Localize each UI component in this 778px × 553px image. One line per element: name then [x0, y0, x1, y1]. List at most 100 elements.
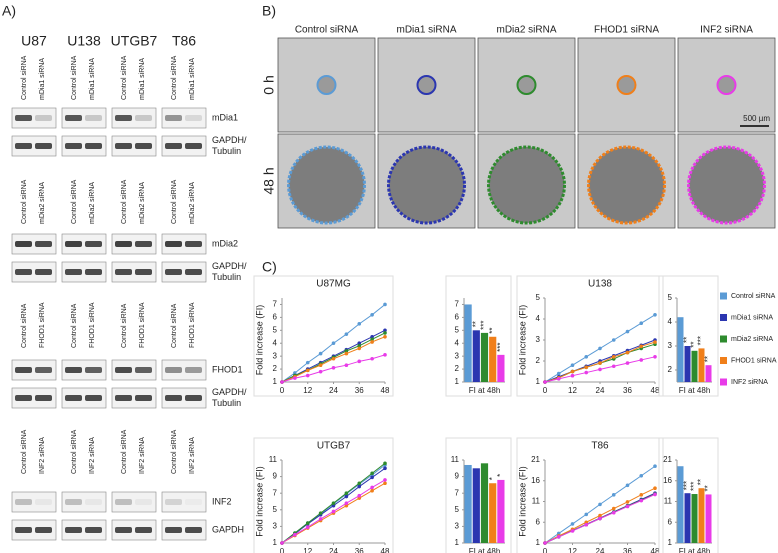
cell-line: U138: [67, 33, 101, 49]
y-tick-label: 1: [273, 538, 278, 547]
significance: **: [704, 485, 713, 491]
point: [611, 355, 616, 359]
band: [115, 395, 132, 401]
legend-swatch: [720, 292, 727, 300]
x-tick-label: 48: [381, 547, 390, 553]
point: [625, 329, 630, 334]
bar: [705, 494, 712, 543]
lane-label: Control siRNA: [21, 179, 28, 224]
point: [639, 358, 644, 362]
point: [305, 525, 310, 530]
lane-label: Control siRNA: [121, 303, 128, 348]
point: [344, 363, 349, 368]
protein-label: GAPDH/: [212, 387, 247, 397]
x-tick-label: 12: [303, 547, 312, 553]
y-tick-label: 11: [451, 455, 460, 464]
band: [85, 269, 102, 275]
lane-label: Control siRNA: [121, 179, 128, 224]
blot: [11, 261, 57, 283]
point: [598, 346, 602, 351]
point: [344, 332, 349, 336]
x-tick-label: 48: [651, 386, 660, 395]
point: [357, 359, 362, 364]
y-tick-label: 2: [273, 364, 278, 373]
chart-frame: [445, 437, 512, 553]
lane-label: mDia2 siRNA: [39, 182, 46, 224]
point: [625, 361, 630, 365]
y-tick-label: 6: [273, 312, 278, 321]
y-tick-label: 2: [668, 365, 673, 374]
band: [65, 499, 82, 505]
lane-label: INF2 siRNA: [139, 437, 146, 474]
point: [331, 365, 336, 370]
point: [639, 498, 644, 503]
band: [85, 241, 102, 247]
point: [357, 493, 362, 498]
band: [135, 367, 152, 373]
y-tick-label: 1: [536, 377, 541, 386]
blot: [111, 233, 157, 255]
point: [584, 512, 589, 517]
blot: [111, 261, 157, 283]
point: [584, 520, 589, 525]
band: [115, 499, 132, 505]
band: [115, 527, 132, 533]
blot: [11, 491, 57, 513]
point: [318, 517, 323, 521]
band: [35, 499, 52, 505]
lane-label: Control siRNA: [21, 55, 28, 100]
significance: **: [704, 356, 713, 362]
band: [135, 143, 152, 149]
significance: ***: [683, 481, 692, 490]
point: [357, 344, 362, 348]
point: [370, 337, 374, 342]
bar: [489, 483, 497, 543]
point: [370, 475, 374, 480]
band: [65, 115, 82, 121]
lane-label: FHOD1 siRNA: [139, 302, 146, 348]
point: [331, 503, 336, 508]
spheroid: [487, 145, 566, 225]
band: [35, 395, 52, 401]
y-tick-label: 5: [273, 325, 278, 334]
band: [35, 241, 52, 247]
x-tick-label: 24: [329, 547, 338, 553]
point: [383, 302, 387, 307]
point: [611, 338, 616, 342]
lane-label: Control siRNA: [121, 55, 128, 100]
bar: [691, 494, 698, 543]
blot: [111, 359, 157, 381]
point: [383, 334, 387, 339]
point: [318, 511, 323, 515]
band: [65, 367, 82, 373]
point: [383, 466, 387, 471]
blot: [11, 135, 57, 157]
y-tick-label: 3: [273, 351, 278, 360]
bar: [698, 488, 705, 543]
point: [598, 367, 602, 372]
y-tick-label: 2: [536, 356, 541, 365]
point: [331, 341, 336, 346]
point: [598, 502, 602, 507]
point: [653, 486, 657, 491]
y-tick-label: 11: [532, 497, 541, 506]
column-label: mDia1 siRNA: [396, 25, 456, 36]
point: [383, 461, 387, 466]
x-tick-label: 24: [596, 386, 605, 395]
bar: [472, 468, 480, 543]
spheroid: [716, 75, 737, 95]
row-label: 0 h: [261, 75, 277, 94]
band: [185, 115, 202, 121]
y-axis-label: Fold increase (FI): [517, 305, 527, 376]
point: [556, 531, 561, 536]
lane-label: mDia1 siRNA: [39, 58, 46, 100]
point: [611, 493, 616, 497]
point: [584, 355, 589, 359]
cell-line: U87: [21, 33, 47, 49]
y-tick-label: 9: [273, 472, 278, 481]
point: [305, 373, 310, 378]
blot: [161, 387, 207, 409]
band: [165, 115, 182, 121]
bar: [464, 304, 472, 382]
y-tick-label: 11: [269, 455, 278, 464]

TASK TO COMPLETE:
Omit all pictures while transcribing the entries verbatim.

EXPECTED ANSWER:
Localize each UI component in this 778px × 553px image. One line per element: name then [x0, y0, x1, y1]. List at most 100 elements.
cell-line: U138: [67, 33, 101, 49]
y-tick-label: 1: [273, 538, 278, 547]
significance: **: [704, 485, 713, 491]
point: [611, 355, 616, 359]
band: [115, 395, 132, 401]
legend-swatch: [720, 292, 727, 300]
x-tick-label: 48: [381, 547, 390, 553]
point: [625, 329, 630, 334]
bar: [705, 494, 712, 543]
lane-label: Control siRNA: [21, 179, 28, 224]
point: [639, 358, 644, 362]
point: [305, 525, 310, 530]
lane-label: Control siRNA: [121, 303, 128, 348]
point: [344, 363, 349, 368]
protein-label: GAPDH/: [212, 387, 247, 397]
x-tick-label: 12: [303, 547, 312, 553]
y-tick-label: 11: [451, 455, 460, 464]
band: [85, 269, 102, 275]
lane-label: Control siRNA: [121, 179, 128, 224]
blot: [11, 261, 57, 283]
point: [598, 346, 602, 351]
point: [344, 332, 349, 336]
x-tick-label: 48: [651, 386, 660, 395]
point: [357, 359, 362, 364]
y-tick-label: 2: [273, 364, 278, 373]
chart-frame: [445, 437, 512, 553]
lane-label: mDia2 siRNA: [39, 182, 46, 224]
point: [625, 361, 630, 365]
y-tick-label: 6: [273, 312, 278, 321]
y-tick-label: 2: [668, 365, 673, 374]
band: [65, 499, 82, 505]
lane-label: INF2 siRNA: [139, 437, 146, 474]
point: [331, 365, 336, 370]
point: [639, 498, 644, 503]
band: [85, 241, 102, 247]
point: [357, 493, 362, 498]
band: [135, 367, 152, 373]
y-tick-label: 1: [536, 377, 541, 386]
blot: [111, 233, 157, 255]
point: [584, 512, 589, 517]
blot: [111, 261, 157, 283]
point: [584, 520, 589, 525]
band: [115, 499, 132, 505]
band: [115, 527, 132, 533]
blot: [11, 491, 57, 513]
point: [318, 517, 323, 521]
band: [35, 499, 52, 505]
lane-label: Control siRNA: [21, 55, 28, 100]
significance: **: [704, 356, 713, 362]
band: [135, 143, 152, 149]
significance: ***: [683, 481, 692, 490]
point: [357, 344, 362, 348]
point: [370, 337, 374, 342]
bar: [489, 483, 497, 543]
point: [370, 475, 374, 480]
band: [65, 115, 82, 121]
lane-label: FHOD1 siRNA: [139, 302, 146, 348]
point: [331, 503, 336, 508]
spheroid: [487, 145, 566, 225]
band: [35, 395, 52, 401]
y-tick-label: 5: [273, 325, 278, 334]
band: [35, 241, 52, 247]
x-tick-label: 24: [329, 547, 338, 553]
point: [383, 302, 387, 307]
point: [611, 338, 616, 342]
lane-label: Control siRNA: [121, 55, 128, 100]
bar: [691, 494, 698, 543]
blot: [111, 359, 157, 381]
point: [383, 334, 387, 339]
point: [318, 511, 323, 515]
band: [65, 367, 82, 373]
point: [383, 466, 387, 471]
blot: [11, 135, 57, 157]
y-tick-label: 3: [273, 351, 278, 360]
bar: [698, 488, 705, 543]
point: [598, 367, 602, 372]
y-tick-label: 2: [536, 356, 541, 365]
point: [331, 341, 336, 346]
point: [598, 502, 602, 507]
point: [653, 486, 657, 491]
y-tick-label: 11: [532, 497, 541, 506]
column-label: mDia1 siRNA: [396, 25, 456, 36]
point: [383, 461, 387, 466]
x-tick-label: 24: [596, 386, 605, 395]
bar: [472, 468, 480, 543]
spheroid: [716, 75, 737, 95]
row-label: 0 h: [261, 75, 277, 94]
band: [185, 115, 202, 121]
y-axis-label: Fold increase (FI): [517, 305, 527, 376]
point: [556, 531, 561, 536]
lane-label: mDia1 siRNA: [39, 58, 46, 100]
point: [611, 493, 616, 497]
point: [584, 355, 589, 359]
cell-line: U87: [21, 33, 47, 49]
y-tick-label: 9: [273, 472, 278, 481]
point: [305, 373, 310, 378]
blot: [161, 387, 207, 409]
band: [165, 115, 182, 121]
bar: [464, 304, 472, 382]
y-tick-label: 11: [269, 455, 278, 464]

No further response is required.